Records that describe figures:
* begin *

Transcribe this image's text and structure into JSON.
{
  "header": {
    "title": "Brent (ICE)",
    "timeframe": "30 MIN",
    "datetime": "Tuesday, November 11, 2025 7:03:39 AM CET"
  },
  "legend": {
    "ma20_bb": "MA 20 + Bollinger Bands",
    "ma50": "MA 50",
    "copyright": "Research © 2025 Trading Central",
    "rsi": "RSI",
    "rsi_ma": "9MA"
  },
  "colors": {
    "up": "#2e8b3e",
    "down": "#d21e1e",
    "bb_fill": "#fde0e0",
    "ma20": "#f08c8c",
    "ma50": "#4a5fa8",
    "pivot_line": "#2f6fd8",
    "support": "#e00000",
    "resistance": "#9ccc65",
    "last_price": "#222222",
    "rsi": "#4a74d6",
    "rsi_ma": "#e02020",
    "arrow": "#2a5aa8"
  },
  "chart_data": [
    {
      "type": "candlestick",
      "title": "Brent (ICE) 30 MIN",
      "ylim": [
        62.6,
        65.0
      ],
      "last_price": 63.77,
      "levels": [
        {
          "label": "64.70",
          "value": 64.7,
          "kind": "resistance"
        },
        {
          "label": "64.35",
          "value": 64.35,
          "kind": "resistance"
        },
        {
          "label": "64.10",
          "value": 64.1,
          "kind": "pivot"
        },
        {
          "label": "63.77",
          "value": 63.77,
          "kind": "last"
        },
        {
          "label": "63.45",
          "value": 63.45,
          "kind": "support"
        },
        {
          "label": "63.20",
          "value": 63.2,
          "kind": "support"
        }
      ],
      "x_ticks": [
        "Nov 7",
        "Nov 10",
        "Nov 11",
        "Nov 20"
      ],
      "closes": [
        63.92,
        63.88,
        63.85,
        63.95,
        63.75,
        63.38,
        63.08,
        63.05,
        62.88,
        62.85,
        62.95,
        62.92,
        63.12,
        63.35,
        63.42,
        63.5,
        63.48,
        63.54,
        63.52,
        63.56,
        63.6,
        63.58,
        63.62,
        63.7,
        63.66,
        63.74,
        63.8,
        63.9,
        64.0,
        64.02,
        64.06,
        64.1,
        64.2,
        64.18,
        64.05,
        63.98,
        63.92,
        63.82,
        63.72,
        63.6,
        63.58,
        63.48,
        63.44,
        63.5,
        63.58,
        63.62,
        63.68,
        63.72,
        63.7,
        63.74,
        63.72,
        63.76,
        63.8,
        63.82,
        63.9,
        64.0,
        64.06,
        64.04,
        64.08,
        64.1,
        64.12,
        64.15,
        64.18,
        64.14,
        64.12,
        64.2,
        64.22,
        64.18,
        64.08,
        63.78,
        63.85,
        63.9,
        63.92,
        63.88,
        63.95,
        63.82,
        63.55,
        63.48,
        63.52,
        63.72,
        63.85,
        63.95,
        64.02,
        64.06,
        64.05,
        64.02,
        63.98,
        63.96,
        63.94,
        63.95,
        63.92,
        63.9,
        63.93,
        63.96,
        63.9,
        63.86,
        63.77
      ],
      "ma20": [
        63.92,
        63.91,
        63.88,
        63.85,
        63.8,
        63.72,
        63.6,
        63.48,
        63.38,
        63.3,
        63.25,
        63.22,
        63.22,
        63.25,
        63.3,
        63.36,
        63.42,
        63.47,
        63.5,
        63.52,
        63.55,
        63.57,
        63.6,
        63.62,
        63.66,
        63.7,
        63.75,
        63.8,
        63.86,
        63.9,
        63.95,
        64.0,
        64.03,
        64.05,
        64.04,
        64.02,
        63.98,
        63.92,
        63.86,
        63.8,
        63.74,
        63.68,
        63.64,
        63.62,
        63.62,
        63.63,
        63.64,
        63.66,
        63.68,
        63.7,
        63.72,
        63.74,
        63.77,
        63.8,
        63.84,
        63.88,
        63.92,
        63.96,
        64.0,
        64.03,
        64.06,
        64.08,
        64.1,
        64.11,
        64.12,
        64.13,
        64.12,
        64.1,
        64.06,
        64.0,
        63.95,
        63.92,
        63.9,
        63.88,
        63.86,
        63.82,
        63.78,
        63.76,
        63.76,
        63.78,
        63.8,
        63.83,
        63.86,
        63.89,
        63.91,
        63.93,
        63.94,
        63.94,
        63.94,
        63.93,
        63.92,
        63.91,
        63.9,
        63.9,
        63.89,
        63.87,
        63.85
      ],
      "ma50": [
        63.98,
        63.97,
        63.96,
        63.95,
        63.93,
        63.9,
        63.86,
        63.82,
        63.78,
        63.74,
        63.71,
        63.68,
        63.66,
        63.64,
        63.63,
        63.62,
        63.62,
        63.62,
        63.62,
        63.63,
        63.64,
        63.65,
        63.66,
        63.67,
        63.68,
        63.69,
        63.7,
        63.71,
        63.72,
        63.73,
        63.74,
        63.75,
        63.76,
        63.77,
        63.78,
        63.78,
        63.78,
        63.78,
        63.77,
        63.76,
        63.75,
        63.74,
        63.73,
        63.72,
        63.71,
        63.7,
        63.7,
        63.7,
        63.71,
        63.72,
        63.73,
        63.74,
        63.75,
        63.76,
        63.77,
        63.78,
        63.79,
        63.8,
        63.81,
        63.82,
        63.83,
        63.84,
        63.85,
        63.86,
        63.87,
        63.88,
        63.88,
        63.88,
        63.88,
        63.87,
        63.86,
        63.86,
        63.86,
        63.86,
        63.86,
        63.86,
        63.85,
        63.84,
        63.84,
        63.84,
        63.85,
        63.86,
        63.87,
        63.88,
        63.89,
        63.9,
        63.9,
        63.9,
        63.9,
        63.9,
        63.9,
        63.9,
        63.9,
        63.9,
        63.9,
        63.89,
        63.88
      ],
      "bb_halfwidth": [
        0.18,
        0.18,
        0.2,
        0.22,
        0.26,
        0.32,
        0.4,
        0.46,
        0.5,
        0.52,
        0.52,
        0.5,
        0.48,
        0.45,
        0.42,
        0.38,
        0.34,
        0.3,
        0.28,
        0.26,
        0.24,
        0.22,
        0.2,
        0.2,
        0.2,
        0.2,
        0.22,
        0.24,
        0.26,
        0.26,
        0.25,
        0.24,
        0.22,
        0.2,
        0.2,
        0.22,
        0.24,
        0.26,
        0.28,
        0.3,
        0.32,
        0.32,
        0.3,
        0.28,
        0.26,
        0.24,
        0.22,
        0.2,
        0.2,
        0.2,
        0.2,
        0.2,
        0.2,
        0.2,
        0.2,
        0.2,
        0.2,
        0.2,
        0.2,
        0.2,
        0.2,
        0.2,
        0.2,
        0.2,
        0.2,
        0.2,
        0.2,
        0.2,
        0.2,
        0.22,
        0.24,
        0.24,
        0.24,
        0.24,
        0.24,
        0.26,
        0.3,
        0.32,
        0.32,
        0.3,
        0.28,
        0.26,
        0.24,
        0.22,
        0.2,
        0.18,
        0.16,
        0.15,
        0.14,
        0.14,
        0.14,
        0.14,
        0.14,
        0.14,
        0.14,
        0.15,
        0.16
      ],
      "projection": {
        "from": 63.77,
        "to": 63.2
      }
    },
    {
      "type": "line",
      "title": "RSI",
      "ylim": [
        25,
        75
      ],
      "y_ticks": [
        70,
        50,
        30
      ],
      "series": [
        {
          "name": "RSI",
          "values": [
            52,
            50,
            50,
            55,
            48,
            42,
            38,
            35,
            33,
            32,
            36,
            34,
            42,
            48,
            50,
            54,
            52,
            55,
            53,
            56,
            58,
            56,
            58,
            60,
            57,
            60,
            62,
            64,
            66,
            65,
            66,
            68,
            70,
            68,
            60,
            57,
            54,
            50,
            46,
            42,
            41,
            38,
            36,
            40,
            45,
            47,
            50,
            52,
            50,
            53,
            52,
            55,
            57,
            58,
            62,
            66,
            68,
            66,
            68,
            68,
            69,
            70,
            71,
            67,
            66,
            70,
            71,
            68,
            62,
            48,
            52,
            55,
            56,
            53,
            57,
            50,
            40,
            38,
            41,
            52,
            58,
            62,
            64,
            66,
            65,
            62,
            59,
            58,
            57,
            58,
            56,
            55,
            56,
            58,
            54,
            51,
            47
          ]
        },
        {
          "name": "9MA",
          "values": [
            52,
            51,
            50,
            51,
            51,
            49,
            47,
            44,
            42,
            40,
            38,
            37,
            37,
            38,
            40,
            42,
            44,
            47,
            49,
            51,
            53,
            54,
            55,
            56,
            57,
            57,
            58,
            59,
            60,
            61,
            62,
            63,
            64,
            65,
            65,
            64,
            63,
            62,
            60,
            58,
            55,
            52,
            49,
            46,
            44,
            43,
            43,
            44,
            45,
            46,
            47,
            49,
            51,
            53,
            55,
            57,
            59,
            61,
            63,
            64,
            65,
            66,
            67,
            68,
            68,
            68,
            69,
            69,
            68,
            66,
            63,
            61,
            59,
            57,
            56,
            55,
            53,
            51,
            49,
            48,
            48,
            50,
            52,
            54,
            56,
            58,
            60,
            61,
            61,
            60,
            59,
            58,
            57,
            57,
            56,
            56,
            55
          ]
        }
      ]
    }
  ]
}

* end *
* begin *

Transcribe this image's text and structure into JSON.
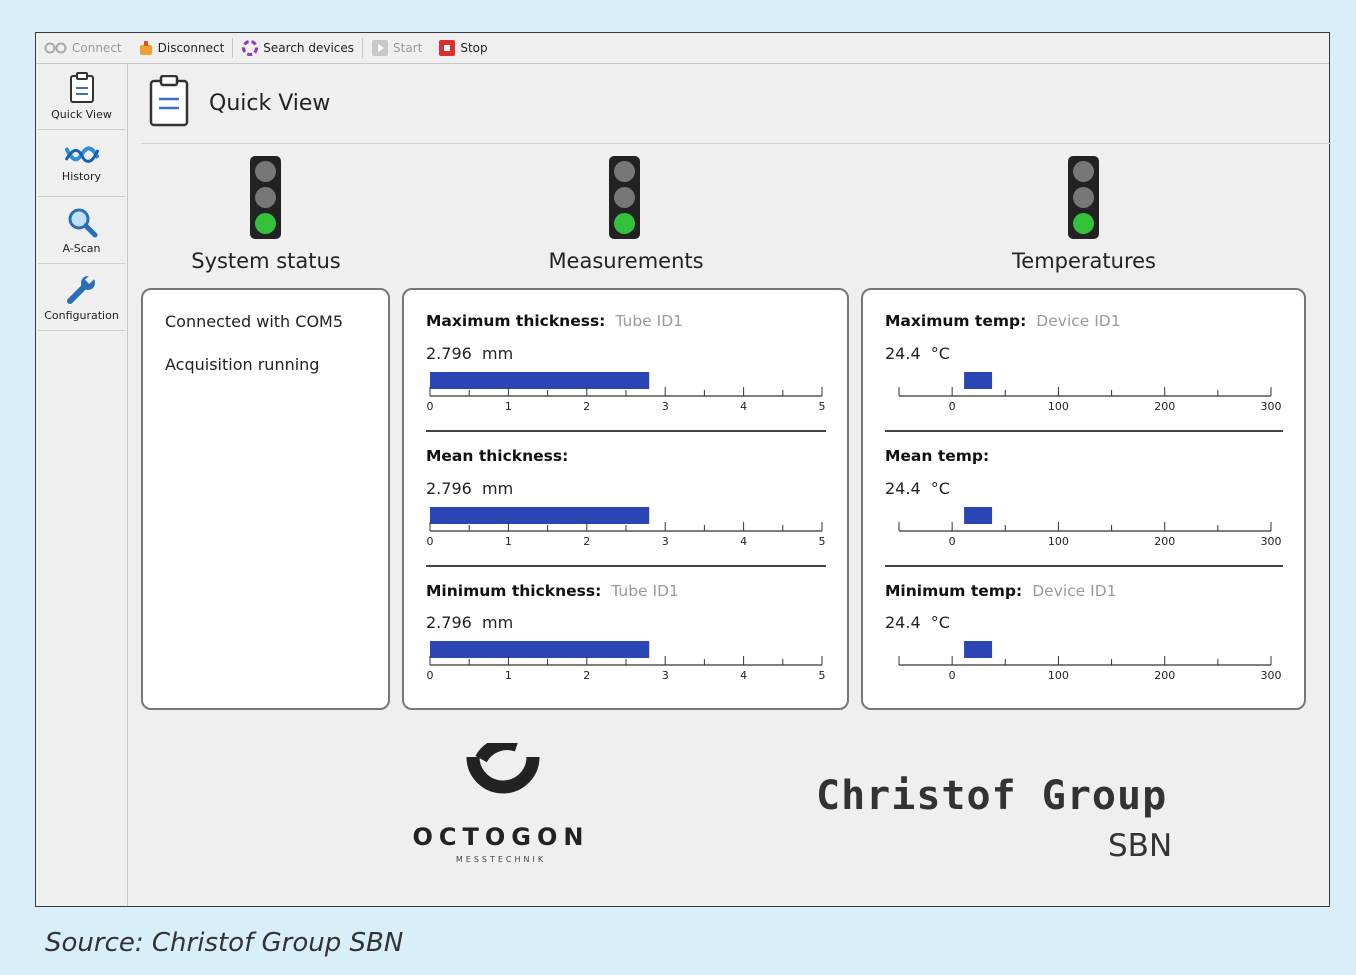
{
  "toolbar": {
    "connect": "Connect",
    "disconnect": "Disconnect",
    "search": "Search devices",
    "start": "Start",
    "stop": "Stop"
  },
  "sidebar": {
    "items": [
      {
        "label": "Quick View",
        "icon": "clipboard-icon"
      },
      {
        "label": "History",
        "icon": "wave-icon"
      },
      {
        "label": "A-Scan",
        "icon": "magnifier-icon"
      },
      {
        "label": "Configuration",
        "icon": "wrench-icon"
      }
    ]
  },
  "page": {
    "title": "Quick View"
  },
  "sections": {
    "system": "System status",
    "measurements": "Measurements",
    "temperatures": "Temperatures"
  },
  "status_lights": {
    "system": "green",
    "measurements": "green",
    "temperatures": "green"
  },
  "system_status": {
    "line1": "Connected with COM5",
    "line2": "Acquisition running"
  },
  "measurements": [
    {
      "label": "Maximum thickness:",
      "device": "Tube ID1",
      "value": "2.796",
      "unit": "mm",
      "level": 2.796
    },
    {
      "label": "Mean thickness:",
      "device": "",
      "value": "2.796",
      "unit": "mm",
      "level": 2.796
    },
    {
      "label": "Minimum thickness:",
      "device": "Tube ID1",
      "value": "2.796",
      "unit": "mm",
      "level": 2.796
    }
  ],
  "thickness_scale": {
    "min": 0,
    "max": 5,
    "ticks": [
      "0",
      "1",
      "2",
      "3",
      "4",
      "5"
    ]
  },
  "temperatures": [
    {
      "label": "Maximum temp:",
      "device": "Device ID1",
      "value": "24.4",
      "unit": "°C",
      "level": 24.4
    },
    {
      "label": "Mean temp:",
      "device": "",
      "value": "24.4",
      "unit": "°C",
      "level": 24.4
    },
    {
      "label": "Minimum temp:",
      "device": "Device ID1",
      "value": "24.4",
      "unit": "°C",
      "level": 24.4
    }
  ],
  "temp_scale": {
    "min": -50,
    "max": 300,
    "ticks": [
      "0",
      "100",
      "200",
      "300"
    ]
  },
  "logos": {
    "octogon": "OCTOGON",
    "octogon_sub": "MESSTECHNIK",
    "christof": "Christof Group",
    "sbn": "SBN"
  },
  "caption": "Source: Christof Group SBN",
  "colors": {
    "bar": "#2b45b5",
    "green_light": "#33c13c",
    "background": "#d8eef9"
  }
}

* end *

**Goal**
Show every line that contains the word "Christof".

**Task answer**
    "christof": "Christof Group",
  "caption": "Source: Christof Group SBN",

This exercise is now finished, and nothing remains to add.